GIVEN TASK = Scan the data below and pick out the lines containing the word "POPULATION".

Records from a data source
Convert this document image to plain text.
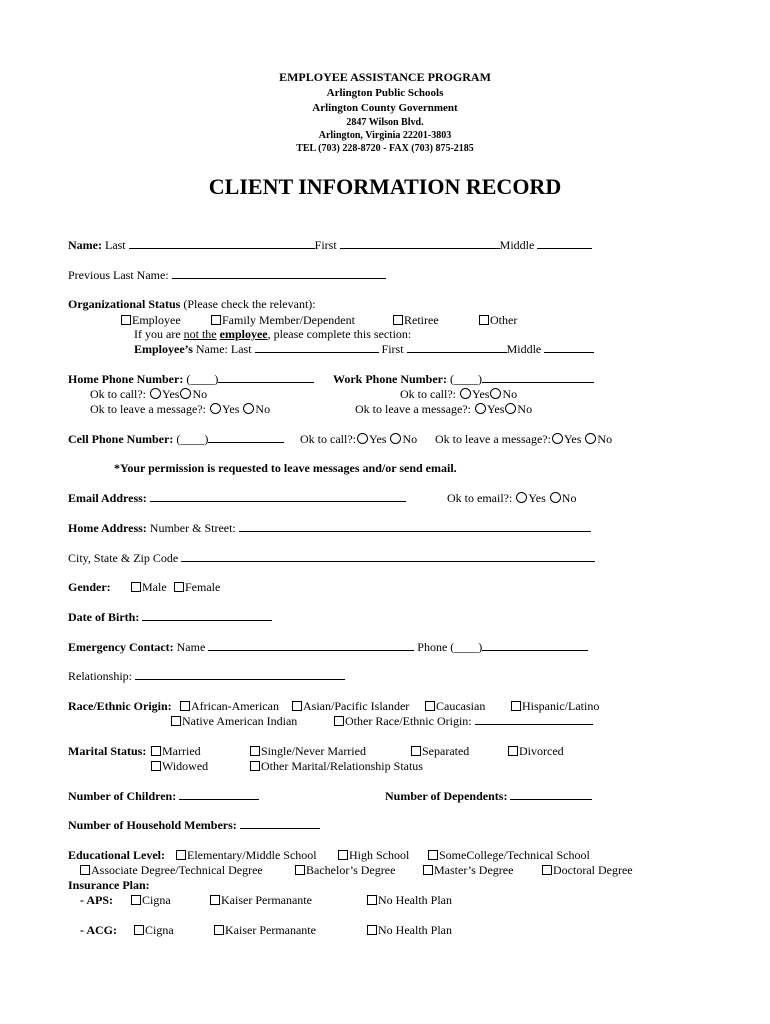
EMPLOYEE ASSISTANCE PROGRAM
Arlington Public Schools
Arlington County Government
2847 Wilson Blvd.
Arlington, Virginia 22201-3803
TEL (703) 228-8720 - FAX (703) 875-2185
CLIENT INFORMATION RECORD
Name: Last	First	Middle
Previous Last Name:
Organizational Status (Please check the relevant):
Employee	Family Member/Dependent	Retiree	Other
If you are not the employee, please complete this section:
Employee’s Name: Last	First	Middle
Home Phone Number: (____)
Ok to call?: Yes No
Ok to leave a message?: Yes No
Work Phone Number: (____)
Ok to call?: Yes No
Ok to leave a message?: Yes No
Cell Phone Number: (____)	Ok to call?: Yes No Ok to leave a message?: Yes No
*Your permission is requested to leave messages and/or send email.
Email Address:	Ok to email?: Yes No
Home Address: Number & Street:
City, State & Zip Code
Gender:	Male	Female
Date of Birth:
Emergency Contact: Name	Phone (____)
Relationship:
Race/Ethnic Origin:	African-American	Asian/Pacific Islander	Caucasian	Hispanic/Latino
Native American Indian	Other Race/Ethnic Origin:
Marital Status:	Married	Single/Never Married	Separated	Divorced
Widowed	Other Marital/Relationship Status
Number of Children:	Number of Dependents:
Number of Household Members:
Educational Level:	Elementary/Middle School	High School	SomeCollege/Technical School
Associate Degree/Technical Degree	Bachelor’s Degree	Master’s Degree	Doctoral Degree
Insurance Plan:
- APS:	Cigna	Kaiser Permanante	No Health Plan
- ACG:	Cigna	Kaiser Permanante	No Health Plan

* * *

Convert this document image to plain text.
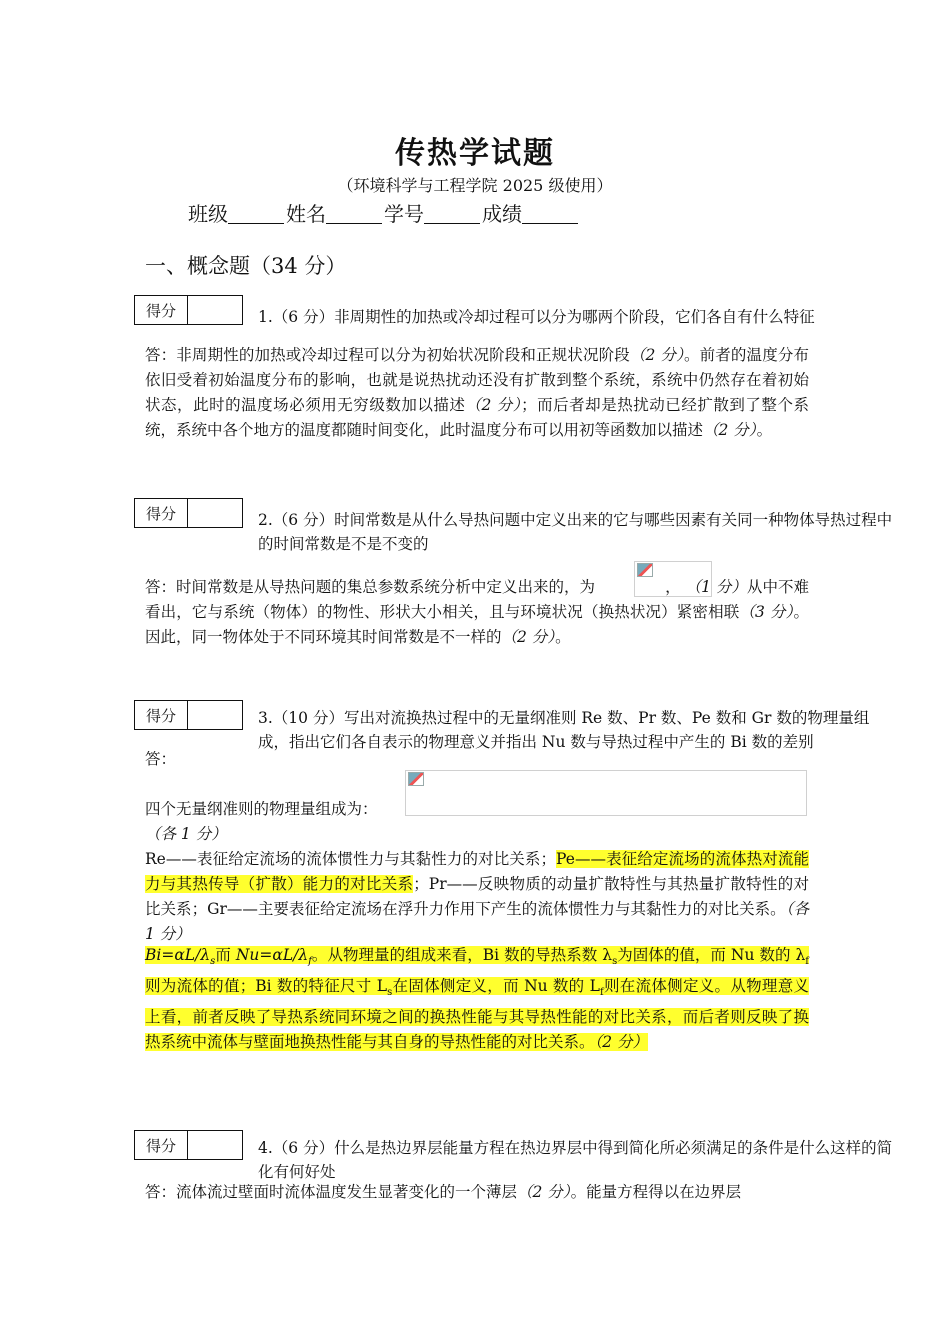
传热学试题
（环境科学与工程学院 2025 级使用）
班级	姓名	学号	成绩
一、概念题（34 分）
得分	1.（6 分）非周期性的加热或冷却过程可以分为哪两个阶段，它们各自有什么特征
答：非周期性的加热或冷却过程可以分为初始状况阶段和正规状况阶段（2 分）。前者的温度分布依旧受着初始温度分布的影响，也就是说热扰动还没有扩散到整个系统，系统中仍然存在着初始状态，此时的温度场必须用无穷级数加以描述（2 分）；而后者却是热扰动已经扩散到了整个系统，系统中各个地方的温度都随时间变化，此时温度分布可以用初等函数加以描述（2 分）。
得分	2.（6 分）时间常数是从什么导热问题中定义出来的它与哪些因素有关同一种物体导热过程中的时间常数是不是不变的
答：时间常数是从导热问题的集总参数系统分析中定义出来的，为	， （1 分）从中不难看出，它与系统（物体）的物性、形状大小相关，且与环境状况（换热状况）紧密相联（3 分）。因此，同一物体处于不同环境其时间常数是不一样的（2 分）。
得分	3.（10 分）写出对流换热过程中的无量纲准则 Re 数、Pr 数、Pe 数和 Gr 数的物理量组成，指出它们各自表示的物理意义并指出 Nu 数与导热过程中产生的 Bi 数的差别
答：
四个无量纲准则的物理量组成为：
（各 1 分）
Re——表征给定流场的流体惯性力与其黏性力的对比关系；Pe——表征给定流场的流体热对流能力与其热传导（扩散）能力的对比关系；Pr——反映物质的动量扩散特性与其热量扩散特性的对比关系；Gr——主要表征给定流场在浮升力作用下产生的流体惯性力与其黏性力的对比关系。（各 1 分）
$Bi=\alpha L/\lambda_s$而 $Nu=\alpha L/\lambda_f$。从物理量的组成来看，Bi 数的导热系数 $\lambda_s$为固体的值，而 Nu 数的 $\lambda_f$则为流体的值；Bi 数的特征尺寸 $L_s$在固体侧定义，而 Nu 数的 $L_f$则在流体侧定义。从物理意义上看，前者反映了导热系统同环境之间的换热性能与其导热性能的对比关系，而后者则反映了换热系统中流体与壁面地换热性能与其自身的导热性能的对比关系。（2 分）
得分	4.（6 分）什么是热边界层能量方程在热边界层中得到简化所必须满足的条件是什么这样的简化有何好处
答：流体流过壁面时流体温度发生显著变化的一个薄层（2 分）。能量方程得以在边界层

==

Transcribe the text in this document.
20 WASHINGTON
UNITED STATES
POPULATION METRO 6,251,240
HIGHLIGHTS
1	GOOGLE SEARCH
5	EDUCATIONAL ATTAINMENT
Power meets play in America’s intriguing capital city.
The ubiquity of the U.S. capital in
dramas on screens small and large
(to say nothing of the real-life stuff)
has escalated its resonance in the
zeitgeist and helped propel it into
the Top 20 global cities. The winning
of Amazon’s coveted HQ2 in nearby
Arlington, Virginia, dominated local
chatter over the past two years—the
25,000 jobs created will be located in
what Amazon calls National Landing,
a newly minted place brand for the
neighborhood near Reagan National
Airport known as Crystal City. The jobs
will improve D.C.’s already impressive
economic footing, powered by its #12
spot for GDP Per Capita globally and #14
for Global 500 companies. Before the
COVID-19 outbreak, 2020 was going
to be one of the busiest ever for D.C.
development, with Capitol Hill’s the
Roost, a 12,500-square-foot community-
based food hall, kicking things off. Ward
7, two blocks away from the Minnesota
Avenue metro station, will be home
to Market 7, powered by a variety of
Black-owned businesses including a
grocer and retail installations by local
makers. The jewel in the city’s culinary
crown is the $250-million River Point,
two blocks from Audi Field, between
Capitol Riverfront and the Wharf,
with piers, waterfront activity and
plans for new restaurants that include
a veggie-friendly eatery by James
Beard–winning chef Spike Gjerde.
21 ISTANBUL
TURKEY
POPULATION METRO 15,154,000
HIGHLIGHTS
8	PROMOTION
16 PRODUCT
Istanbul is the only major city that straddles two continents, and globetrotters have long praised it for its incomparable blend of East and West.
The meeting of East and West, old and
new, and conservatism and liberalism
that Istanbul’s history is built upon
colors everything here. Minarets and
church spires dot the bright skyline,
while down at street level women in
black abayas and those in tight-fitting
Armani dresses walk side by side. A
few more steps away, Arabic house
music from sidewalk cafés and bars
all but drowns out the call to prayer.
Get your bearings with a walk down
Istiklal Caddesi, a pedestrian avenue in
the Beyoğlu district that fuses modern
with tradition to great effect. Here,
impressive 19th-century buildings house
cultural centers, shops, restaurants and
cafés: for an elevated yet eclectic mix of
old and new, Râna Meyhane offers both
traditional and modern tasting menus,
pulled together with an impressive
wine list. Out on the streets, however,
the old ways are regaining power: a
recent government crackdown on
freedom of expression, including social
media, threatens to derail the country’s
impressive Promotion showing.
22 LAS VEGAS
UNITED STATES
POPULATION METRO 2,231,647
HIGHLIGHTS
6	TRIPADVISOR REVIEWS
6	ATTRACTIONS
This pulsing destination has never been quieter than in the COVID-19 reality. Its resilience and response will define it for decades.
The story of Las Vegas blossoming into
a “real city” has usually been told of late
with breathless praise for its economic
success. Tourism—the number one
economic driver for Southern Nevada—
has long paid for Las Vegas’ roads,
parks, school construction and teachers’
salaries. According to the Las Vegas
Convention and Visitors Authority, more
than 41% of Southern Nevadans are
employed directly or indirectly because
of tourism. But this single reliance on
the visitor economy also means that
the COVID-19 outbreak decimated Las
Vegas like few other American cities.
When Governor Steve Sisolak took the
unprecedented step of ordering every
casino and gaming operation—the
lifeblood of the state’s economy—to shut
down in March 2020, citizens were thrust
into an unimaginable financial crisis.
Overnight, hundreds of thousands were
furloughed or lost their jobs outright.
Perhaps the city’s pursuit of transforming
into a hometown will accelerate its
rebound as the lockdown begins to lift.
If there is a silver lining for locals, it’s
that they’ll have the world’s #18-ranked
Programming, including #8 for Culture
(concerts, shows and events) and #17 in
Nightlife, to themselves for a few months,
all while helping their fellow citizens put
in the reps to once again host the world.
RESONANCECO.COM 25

TASK OUTPUT =
POPULATION METRO 6,251,240
POPULATION METRO 15,154,000
POPULATION METRO 2,231,647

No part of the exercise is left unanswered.